▶ **Do this**: State how many lines contain "name", and write nothing except that count.

┄┄┄┄┄┄┄┄┄┄┄┄┄┄┄┄┄┄┄┄

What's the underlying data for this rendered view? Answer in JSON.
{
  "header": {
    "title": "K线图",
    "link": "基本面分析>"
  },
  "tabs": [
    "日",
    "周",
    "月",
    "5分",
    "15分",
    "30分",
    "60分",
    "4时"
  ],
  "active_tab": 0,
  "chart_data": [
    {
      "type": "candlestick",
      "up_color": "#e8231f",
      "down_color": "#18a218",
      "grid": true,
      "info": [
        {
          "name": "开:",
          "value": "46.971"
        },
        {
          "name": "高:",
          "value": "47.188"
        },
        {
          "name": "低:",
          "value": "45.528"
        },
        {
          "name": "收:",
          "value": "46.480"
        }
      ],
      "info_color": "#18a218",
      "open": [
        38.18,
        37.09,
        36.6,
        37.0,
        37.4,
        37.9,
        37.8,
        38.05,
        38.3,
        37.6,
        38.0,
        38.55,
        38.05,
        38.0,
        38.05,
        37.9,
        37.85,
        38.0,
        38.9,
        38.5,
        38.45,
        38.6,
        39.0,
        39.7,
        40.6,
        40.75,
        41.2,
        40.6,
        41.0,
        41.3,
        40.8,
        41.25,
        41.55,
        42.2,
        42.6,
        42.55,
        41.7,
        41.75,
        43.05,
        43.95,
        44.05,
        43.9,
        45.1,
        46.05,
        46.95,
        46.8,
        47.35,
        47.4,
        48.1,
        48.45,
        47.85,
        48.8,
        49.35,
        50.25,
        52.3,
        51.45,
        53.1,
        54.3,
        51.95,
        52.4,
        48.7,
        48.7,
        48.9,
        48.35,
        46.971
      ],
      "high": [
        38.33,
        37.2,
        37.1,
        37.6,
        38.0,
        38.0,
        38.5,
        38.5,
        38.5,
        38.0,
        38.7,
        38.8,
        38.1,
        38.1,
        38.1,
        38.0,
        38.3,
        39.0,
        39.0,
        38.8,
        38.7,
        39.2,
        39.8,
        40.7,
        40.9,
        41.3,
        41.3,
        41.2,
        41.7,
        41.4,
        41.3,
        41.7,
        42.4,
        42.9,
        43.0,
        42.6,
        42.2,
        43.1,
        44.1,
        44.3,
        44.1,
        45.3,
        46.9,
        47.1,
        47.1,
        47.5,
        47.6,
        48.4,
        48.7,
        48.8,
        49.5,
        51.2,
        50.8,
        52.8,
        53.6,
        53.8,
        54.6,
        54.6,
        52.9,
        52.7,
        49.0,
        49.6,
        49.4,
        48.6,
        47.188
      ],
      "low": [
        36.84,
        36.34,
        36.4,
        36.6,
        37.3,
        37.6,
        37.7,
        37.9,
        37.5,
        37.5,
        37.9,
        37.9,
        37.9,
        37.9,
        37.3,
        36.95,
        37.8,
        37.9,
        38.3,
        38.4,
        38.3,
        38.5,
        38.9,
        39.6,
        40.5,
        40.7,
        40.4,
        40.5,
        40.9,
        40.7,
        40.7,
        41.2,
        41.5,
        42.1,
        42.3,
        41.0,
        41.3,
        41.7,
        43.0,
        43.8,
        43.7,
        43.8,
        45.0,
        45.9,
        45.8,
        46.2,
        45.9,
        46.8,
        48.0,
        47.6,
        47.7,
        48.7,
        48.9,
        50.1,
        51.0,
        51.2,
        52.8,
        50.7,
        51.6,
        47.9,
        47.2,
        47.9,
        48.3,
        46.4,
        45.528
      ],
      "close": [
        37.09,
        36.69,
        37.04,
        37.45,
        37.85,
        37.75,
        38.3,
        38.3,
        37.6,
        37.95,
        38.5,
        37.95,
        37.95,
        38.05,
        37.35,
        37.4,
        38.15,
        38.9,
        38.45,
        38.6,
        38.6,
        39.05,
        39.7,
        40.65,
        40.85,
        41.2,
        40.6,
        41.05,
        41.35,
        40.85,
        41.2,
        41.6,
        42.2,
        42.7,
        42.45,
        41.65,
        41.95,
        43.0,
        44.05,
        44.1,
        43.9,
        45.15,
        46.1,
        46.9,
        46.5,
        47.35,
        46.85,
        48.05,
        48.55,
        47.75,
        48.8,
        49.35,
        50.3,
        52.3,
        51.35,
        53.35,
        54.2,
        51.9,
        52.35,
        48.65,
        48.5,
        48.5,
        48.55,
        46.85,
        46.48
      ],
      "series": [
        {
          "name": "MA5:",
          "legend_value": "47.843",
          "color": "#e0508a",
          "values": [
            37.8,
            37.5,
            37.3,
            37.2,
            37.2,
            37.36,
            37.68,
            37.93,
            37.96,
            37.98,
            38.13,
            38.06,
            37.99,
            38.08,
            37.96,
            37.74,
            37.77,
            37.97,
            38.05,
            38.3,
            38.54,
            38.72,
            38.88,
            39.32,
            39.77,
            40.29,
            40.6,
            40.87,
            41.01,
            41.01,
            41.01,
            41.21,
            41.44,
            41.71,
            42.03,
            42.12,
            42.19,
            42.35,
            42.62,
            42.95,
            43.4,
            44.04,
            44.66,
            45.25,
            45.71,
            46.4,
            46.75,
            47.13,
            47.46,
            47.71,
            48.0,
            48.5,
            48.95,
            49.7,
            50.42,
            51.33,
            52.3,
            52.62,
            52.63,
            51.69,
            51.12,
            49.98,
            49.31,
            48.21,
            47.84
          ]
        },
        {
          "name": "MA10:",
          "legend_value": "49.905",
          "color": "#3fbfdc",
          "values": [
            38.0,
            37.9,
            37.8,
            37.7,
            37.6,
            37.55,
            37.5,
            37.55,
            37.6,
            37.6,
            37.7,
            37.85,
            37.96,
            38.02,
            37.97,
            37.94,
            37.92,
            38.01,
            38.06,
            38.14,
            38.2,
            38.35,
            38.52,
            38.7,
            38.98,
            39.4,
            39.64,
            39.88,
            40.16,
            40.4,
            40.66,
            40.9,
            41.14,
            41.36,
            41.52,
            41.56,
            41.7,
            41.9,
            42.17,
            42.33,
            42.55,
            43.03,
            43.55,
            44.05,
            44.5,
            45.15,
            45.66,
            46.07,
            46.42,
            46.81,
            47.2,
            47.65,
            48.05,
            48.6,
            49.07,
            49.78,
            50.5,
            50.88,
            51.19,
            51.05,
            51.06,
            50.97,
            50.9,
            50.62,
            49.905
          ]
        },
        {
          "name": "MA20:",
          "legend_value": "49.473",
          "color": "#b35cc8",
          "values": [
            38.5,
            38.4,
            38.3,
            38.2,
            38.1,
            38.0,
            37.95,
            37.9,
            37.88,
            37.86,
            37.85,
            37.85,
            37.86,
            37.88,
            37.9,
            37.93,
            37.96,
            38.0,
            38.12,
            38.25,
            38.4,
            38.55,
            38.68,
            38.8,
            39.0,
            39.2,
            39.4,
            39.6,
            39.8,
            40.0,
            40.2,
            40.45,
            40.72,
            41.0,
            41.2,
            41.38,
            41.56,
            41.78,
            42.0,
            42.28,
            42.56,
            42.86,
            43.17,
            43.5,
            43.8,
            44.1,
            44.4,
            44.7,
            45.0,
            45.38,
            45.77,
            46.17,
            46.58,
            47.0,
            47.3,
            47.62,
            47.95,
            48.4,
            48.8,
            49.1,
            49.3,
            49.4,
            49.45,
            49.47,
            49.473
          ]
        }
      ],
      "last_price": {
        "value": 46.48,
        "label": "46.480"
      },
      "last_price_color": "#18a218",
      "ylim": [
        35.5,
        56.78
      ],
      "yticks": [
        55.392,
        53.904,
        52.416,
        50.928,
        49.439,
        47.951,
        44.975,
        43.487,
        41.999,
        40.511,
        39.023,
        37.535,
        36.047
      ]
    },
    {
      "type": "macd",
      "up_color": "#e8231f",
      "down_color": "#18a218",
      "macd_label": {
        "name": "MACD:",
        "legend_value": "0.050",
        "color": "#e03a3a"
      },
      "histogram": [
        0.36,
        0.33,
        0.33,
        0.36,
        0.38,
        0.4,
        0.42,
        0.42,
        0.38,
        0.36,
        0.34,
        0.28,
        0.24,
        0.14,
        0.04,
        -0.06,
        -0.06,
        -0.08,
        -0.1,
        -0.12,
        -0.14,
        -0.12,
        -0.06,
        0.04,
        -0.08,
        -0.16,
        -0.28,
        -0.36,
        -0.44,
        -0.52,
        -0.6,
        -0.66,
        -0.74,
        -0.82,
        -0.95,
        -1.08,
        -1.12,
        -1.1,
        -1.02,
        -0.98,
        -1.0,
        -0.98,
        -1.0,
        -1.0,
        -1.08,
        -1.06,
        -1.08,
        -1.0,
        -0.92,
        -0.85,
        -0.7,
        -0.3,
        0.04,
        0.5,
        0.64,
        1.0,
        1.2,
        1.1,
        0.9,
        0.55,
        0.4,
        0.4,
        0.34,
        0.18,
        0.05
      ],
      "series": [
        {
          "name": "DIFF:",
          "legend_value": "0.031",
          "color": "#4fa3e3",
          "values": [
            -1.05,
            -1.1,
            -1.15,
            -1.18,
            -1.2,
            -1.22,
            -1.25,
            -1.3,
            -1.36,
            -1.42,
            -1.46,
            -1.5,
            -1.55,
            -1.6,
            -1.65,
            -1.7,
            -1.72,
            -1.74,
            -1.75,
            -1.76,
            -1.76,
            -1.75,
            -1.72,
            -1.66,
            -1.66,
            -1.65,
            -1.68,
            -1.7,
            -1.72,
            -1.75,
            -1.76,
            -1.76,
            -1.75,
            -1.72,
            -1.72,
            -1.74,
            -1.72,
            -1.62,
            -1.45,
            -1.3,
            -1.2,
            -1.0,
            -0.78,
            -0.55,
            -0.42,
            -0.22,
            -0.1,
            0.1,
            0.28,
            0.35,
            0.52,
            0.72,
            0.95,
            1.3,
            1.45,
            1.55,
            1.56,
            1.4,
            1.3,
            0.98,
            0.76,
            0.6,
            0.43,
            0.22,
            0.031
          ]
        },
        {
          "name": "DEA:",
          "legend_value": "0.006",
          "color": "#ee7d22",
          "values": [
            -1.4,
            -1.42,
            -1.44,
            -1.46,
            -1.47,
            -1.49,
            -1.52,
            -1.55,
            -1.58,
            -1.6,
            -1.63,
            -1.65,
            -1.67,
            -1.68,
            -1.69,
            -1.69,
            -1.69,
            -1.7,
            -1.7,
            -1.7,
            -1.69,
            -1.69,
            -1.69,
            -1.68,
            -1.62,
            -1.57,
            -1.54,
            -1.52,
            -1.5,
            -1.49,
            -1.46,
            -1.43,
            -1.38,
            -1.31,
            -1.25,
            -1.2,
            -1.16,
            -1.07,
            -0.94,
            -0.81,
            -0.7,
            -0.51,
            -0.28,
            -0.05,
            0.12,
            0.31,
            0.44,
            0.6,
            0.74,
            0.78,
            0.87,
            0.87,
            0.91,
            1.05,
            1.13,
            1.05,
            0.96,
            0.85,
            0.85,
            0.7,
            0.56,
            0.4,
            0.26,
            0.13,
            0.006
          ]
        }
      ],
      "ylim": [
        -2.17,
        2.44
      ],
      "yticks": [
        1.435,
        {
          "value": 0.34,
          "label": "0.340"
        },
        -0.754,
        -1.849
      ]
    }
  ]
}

┄┄┄┄┄┄┄┄┄┄┄┄┄┄┄┄┄┄┄┄

▶ **Exercise solution**: 10